Problem details: In the lines below, find how many contain the word "people" and report that figure alone.

□ □ □ □ □ □ □

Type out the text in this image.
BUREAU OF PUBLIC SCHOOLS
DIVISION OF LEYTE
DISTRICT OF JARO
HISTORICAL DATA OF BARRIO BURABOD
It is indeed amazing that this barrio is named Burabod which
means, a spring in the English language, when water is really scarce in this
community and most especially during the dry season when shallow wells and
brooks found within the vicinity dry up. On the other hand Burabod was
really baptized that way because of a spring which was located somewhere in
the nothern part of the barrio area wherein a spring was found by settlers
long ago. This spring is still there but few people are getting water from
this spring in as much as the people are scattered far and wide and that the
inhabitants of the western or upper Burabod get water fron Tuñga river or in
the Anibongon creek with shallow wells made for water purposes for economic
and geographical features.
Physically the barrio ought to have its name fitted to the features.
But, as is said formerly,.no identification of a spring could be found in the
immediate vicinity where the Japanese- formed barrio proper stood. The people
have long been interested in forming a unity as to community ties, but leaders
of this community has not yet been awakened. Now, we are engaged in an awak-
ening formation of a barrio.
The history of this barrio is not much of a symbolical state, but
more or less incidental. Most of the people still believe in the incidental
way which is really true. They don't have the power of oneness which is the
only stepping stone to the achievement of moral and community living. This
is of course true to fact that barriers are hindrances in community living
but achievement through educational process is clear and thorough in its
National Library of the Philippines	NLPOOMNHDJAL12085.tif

□ □ □ □ □ □ □

Task response: 4